GIVEN INSTRUCTION:
Without altering anything, repeat each of the records.

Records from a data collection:
--*--

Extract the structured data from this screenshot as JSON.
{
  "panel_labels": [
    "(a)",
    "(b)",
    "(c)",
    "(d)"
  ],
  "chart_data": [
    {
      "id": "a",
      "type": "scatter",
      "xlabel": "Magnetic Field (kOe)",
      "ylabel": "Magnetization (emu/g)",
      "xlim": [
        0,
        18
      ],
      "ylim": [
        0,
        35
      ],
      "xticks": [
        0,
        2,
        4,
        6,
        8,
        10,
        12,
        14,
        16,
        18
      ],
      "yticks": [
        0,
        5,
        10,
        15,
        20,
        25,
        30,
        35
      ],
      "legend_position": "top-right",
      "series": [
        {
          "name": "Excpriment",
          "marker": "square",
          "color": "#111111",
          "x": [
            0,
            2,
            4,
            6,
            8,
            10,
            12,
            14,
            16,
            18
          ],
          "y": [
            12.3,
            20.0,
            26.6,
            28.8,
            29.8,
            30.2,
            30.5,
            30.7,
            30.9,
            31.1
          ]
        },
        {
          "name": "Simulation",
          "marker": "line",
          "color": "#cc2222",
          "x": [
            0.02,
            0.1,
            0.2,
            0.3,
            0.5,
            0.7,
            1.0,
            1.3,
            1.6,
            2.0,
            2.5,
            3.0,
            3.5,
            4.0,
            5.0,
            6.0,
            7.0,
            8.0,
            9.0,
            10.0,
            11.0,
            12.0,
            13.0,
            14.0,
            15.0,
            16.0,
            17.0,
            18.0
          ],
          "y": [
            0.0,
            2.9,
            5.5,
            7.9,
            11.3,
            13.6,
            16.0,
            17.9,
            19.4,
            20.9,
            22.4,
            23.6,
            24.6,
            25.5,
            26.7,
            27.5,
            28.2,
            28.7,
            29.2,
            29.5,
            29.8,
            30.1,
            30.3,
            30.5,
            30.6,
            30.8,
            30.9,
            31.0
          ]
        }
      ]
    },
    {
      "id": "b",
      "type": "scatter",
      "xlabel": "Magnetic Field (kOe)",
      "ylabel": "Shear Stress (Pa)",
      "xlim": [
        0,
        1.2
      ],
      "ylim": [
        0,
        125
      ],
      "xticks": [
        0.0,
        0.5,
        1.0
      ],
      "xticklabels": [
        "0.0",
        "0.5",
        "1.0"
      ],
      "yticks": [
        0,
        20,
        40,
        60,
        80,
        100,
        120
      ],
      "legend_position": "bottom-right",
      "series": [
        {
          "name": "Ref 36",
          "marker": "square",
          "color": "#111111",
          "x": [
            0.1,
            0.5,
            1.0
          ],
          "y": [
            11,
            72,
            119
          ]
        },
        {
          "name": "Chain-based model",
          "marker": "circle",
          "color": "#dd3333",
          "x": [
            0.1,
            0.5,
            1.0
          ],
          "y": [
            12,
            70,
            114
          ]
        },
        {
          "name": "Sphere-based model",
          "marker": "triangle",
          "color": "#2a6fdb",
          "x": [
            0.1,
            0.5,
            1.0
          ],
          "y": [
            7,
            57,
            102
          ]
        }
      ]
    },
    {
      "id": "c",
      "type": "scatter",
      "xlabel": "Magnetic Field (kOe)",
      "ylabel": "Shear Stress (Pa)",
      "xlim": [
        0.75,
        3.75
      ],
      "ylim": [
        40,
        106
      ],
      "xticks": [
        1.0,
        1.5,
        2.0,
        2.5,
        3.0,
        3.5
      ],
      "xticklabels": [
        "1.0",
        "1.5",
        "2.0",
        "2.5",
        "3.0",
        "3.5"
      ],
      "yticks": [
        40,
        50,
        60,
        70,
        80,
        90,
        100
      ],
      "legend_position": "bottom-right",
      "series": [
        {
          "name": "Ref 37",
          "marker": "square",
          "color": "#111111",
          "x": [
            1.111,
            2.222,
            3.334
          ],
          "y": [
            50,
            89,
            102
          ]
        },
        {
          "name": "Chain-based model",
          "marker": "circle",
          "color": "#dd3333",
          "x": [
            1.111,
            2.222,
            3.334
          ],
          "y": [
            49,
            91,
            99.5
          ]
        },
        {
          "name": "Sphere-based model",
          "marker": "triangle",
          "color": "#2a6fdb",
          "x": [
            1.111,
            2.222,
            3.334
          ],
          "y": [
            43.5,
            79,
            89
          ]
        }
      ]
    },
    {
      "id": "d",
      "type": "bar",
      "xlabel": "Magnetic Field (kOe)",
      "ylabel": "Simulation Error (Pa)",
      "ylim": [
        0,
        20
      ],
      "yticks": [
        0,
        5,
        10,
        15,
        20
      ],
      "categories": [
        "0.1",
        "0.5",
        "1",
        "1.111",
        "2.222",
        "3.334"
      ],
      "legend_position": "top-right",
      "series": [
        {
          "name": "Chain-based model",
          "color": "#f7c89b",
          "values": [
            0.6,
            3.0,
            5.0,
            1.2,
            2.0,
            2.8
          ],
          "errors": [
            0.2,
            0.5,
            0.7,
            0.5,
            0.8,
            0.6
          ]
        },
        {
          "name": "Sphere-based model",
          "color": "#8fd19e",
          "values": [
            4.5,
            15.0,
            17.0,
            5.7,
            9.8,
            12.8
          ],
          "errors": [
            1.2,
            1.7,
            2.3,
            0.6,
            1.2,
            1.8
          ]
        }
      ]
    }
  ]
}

--*--

THE ANSWER:
Extract the structured data from this screenshot as JSON.
{
  "panel_labels": [
    "(a)",
    "(b)",
    "(c)",
    "(d)"
  ],
  "chart_data": [
    {
      "id": "a",
      "type": "scatter",
      "xlabel": "Magnetic Field (kOe)",
      "ylabel": "Magnetization (emu/g)",
      "xlim": [
        0,
        18
      ],
      "ylim": [
        0,
        35
      ],
      "xticks": [
        0,
        2,
        4,
        6,
        8,
        10,
        12,
        14,
        16,
        18
      ],
      "yticks": [
        0,
        5,
        10,
        15,
        20,
        25,
        30,
        35
      ],
      "legend_position": "top-right",
      "series": [
        {
          "name": "Excpriment",
          "marker": "square",
          "color": "#111111",
          "x": [
            0,
            2,
            4,
            6,
            8,
            10,
            12,
            14,
            16,
            18
          ],
          "y": [
            12.3,
            20.0,
            26.6,
            28.8,
            29.8,
            30.2,
            30.5,
            30.7,
            30.9,
            31.1
          ]
        },
        {
          "name": "Simulation",
          "marker": "line",
          "color": "#cc2222",
          "x": [
            0.02,
            0.1,
            0.2,
            0.3,
            0.5,
            0.7,
            1.0,
            1.3,
            1.6,
            2.0,
            2.5,
            3.0,
            3.5,
            4.0,
            5.0,
            6.0,
            7.0,
            8.0,
            9.0,
            10.0,
            11.0,
            12.0,
            13.0,
            14.0,
            15.0,
            16.0,
            17.0,
            18.0
          ],
          "y": [
            0.0,
            2.9,
            5.5,
            7.9,
            11.3,
            13.6,
            16.0,
            17.9,
            19.4,
            20.9,
            22.4,
            23.6,
            24.6,
            25.5,
            26.7,
            27.5,
            28.2,
            28.7,
            29.2,
            29.5,
            29.8,
            30.1,
            30.3,
            30.5,
            30.6,
            30.8,
            30.9,
            31.0
          ]
        }
      ]
    },
    {
      "id": "b",
      "type": "scatter",
      "xlabel": "Magnetic Field (kOe)",
      "ylabel": "Shear Stress (Pa)",
      "xlim": [
        0,
        1.2
      ],
      "ylim": [
        0,
        125
      ],
      "xticks": [
        0.0,
        0.5,
        1.0
      ],
      "xticklabels": [
        "0.0",
        "0.5",
        "1.0"
      ],
      "yticks": [
        0,
        20,
        40,
        60,
        80,
        100,
        120
      ],
      "legend_position": "bottom-right",
      "series": [
        {
          "name": "Ref 36",
          "marker": "square",
          "color": "#111111",
          "x": [
            0.1,
            0.5,
            1.0
          ],
          "y": [
            11,
            72,
            119
          ]
        },
        {
          "name": "Chain-based model",
          "marker": "circle",
          "color": "#dd3333",
          "x": [
            0.1,
            0.5,
            1.0
          ],
          "y": [
            12,
            70,
            114
          ]
        },
        {
          "name": "Sphere-based model",
          "marker": "triangle",
          "color": "#2a6fdb",
          "x": [
            0.1,
            0.5,
            1.0
          ],
          "y": [
            7,
            57,
            102
          ]
        }
      ]
    },
    {
      "id": "c",
      "type": "scatter",
      "xlabel": "Magnetic Field (kOe)",
      "ylabel": "Shear Stress (Pa)",
      "xlim": [
        0.75,
        3.75
      ],
      "ylim": [
        40,
        106
      ],
      "xticks": [
        1.0,
        1.5,
        2.0,
        2.5,
        3.0,
        3.5
      ],
      "xticklabels": [
        "1.0",
        "1.5",
        "2.0",
        "2.5",
        "3.0",
        "3.5"
      ],
      "yticks": [
        40,
        50,
        60,
        70,
        80,
        90,
        100
      ],
      "legend_position": "bottom-right",
      "series": [
        {
          "name": "Ref 37",
          "marker": "square",
          "color": "#111111",
          "x": [
            1.111,
            2.222,
            3.334
          ],
          "y": [
            50,
            89,
            102
          ]
        },
        {
          "name": "Chain-based model",
          "marker": "circle",
          "color": "#dd3333",
          "x": [
            1.111,
            2.222,
            3.334
          ],
          "y": [
            49,
            91,
            99.5
          ]
        },
        {
          "name": "Sphere-based model",
          "marker": "triangle",
          "color": "#2a6fdb",
          "x": [
            1.111,
            2.222,
            3.334
          ],
          "y": [
            43.5,
            79,
            89
          ]
        }
      ]
    },
    {
      "id": "d",
      "type": "bar",
      "xlabel": "Magnetic Field (kOe)",
      "ylabel": "Simulation Error (Pa)",
      "ylim": [
        0,
        20
      ],
      "yticks": [
        0,
        5,
        10,
        15,
        20
      ],
      "categories": [
        "0.1",
        "0.5",
        "1",
        "1.111",
        "2.222",
        "3.334"
      ],
      "legend_position": "top-right",
      "series": [
        {
          "name": "Chain-based model",
          "color": "#f7c89b",
          "values": [
            0.6,
            3.0,
            5.0,
            1.2,
            2.0,
            2.8
          ],
          "errors": [
            0.2,
            0.5,
            0.7,
            0.5,
            0.8,
            0.6
          ]
        },
        {
          "name": "Sphere-based model",
          "color": "#8fd19e",
          "values": [
            4.5,
            15.0,
            17.0,
            5.7,
            9.8,
            12.8
          ],
          "errors": [
            1.2,
            1.7,
            2.3,
            0.6,
            1.2,
            1.8
          ]
        }
      ]
    }
  ]
}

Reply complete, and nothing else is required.